▶ _TASK TO COMPLETE_
Pull out from the material below all lines with "Random".

□ □ □

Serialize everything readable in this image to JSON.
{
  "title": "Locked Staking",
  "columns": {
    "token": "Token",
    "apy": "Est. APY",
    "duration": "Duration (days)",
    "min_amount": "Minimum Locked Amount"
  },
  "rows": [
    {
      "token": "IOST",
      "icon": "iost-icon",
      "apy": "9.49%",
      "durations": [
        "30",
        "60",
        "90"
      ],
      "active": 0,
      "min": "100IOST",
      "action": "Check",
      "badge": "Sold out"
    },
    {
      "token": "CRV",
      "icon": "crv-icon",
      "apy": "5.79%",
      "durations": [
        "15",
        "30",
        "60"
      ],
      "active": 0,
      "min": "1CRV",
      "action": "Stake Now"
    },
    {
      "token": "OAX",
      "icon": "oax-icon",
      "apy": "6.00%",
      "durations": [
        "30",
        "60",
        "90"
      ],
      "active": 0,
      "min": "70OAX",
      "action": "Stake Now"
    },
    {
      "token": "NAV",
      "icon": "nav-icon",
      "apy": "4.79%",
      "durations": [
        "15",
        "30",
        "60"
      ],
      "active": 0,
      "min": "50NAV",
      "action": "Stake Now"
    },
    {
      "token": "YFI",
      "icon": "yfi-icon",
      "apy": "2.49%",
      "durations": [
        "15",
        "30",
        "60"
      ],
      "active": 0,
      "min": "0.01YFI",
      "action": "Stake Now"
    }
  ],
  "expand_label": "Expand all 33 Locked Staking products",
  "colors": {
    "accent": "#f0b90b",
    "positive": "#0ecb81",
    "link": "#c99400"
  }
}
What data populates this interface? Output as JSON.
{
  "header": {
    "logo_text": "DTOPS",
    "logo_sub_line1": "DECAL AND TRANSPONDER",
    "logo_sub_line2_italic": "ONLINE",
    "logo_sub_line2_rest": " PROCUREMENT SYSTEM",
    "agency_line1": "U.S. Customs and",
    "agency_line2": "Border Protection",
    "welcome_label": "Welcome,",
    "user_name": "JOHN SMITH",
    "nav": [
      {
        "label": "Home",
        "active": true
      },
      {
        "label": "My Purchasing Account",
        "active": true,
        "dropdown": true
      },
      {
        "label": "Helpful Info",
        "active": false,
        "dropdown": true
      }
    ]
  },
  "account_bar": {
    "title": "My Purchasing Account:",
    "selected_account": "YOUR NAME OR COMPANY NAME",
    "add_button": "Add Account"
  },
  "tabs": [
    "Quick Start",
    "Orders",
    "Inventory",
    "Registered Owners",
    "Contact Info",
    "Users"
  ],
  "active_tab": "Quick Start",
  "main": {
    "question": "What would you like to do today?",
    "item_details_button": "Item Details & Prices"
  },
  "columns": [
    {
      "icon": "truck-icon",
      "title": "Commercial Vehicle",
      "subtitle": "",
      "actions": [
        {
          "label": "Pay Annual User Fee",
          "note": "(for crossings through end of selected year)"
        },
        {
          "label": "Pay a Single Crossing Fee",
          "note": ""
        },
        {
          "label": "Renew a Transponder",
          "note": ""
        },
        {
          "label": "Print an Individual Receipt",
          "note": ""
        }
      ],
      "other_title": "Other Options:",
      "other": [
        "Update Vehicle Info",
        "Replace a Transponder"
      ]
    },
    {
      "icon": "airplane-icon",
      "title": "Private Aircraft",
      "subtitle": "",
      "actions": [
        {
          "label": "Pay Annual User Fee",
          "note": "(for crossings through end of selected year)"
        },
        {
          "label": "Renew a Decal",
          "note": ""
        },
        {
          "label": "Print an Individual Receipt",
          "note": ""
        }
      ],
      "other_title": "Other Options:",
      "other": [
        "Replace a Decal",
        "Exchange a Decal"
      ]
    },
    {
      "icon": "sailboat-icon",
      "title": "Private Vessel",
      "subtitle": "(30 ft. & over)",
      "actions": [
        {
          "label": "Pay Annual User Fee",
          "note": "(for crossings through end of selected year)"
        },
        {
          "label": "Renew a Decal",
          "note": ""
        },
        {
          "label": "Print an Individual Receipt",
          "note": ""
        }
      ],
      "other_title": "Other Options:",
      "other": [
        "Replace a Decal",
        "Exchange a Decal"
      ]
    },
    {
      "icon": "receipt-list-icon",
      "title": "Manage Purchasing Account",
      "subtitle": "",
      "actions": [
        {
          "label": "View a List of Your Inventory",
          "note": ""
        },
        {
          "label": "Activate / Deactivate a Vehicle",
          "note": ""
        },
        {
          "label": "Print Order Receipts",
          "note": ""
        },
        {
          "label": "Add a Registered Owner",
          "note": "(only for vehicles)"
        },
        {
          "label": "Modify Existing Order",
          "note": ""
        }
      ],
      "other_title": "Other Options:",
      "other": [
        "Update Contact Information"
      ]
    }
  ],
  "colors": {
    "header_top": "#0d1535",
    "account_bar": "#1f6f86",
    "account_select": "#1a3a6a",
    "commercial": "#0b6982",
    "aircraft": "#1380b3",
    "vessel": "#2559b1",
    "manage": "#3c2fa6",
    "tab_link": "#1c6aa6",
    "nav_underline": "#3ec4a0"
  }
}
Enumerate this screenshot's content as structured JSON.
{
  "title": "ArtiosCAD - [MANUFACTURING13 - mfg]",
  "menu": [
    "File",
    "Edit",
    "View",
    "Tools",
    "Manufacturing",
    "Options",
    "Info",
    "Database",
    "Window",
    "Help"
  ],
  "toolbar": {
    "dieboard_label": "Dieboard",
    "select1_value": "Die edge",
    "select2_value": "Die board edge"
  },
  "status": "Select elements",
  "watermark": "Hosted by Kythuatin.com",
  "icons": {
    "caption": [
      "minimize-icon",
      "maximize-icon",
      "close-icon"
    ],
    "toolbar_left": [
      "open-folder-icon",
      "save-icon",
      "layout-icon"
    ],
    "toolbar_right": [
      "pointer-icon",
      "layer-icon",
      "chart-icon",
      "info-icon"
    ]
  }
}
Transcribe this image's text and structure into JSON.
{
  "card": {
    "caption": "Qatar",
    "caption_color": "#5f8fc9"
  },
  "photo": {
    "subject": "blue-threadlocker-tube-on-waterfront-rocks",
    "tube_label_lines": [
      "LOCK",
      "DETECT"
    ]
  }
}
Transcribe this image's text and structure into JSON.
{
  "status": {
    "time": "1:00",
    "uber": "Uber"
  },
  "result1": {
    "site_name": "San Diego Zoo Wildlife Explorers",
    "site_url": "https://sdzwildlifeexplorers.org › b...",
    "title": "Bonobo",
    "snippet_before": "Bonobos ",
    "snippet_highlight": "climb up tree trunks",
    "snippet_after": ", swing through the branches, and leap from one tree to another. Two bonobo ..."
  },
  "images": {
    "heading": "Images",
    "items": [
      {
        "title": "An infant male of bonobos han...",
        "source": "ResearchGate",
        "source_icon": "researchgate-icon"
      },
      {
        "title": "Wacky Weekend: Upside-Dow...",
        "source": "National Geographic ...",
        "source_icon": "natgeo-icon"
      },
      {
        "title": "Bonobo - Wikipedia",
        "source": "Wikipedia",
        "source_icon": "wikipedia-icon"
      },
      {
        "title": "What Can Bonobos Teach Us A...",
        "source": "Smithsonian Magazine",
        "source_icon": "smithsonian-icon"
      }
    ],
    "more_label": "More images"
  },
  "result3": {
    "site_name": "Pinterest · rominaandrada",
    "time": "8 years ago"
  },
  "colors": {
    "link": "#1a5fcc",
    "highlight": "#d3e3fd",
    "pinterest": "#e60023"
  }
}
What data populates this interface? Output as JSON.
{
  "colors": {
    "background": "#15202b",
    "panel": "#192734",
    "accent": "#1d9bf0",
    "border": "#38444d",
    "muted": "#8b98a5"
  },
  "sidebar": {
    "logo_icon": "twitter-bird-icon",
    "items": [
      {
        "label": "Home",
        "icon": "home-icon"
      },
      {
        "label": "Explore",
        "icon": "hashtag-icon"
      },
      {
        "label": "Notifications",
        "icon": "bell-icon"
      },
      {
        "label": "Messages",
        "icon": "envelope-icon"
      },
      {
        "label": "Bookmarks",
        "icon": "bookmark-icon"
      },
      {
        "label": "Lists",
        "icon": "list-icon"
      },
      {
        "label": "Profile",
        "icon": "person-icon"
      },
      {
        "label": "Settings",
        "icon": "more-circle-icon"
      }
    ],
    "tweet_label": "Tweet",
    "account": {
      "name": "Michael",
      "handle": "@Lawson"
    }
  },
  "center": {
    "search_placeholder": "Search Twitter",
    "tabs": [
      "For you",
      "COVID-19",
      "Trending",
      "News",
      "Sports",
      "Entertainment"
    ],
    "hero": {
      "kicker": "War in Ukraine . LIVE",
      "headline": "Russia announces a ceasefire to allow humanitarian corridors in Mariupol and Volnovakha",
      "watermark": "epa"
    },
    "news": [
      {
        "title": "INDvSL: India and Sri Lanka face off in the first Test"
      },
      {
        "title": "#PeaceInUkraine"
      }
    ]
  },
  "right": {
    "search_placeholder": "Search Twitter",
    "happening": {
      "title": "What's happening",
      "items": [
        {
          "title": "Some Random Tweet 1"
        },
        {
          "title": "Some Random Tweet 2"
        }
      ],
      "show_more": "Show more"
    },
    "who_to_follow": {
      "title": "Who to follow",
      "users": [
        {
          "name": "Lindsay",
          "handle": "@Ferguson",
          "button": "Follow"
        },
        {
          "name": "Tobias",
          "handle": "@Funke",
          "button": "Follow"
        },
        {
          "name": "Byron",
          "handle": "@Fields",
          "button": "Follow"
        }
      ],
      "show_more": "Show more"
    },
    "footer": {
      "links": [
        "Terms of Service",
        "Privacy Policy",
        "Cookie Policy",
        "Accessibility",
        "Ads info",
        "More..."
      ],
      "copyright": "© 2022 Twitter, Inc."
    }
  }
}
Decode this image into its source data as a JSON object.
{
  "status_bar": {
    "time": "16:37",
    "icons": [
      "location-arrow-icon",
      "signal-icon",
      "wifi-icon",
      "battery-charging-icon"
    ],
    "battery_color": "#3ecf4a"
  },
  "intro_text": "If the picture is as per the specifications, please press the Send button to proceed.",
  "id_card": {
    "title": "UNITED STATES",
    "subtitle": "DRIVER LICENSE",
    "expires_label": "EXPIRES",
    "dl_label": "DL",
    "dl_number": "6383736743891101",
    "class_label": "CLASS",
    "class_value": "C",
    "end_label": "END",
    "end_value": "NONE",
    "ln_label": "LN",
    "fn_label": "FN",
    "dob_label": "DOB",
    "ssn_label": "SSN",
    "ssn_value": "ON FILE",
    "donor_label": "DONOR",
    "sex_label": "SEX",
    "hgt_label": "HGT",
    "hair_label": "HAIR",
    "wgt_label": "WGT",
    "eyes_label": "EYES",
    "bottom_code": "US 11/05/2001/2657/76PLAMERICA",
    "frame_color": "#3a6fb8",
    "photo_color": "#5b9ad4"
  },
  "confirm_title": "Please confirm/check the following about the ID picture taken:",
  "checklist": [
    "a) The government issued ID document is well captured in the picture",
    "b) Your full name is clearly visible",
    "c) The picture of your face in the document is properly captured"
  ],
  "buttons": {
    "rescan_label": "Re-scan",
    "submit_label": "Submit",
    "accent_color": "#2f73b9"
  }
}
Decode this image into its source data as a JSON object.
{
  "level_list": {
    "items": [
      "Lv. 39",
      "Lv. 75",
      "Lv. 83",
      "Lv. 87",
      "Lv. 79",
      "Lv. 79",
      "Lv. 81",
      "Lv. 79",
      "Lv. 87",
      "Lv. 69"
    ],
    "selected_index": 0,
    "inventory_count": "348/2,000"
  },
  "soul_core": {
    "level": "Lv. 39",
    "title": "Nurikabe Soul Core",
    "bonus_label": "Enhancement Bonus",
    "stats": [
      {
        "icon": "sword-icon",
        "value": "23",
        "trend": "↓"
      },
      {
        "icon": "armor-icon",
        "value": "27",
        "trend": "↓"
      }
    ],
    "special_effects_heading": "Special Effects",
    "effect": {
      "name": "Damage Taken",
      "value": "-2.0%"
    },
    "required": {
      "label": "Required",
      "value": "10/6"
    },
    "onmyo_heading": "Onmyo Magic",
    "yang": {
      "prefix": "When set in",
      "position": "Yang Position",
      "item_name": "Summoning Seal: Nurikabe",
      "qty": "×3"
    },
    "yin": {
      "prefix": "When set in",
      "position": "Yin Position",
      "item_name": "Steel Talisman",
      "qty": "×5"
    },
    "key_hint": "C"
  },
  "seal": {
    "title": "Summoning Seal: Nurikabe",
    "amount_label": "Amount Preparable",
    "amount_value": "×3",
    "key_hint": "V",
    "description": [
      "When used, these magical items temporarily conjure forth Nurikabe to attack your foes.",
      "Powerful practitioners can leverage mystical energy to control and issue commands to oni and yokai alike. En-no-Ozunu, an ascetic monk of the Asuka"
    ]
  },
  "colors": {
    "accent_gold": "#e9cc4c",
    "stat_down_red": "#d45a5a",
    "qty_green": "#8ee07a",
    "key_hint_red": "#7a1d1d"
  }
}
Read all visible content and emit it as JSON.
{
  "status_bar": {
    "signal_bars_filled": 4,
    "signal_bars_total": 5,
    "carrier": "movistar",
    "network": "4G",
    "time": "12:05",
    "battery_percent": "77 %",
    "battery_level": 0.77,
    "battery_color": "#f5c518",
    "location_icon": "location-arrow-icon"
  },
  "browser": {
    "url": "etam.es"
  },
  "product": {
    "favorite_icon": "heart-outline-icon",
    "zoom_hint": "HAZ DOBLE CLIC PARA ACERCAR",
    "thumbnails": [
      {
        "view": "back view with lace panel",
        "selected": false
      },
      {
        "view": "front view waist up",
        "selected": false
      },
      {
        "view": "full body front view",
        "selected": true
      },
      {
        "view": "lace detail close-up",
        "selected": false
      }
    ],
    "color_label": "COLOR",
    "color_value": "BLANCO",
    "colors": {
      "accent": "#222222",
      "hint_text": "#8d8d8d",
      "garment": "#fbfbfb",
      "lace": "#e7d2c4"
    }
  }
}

□ □ □

▶ _EXERCISE RESULT_
          "title": "Some Random Tweet 1"
          "title": "Some Random Tweet 2"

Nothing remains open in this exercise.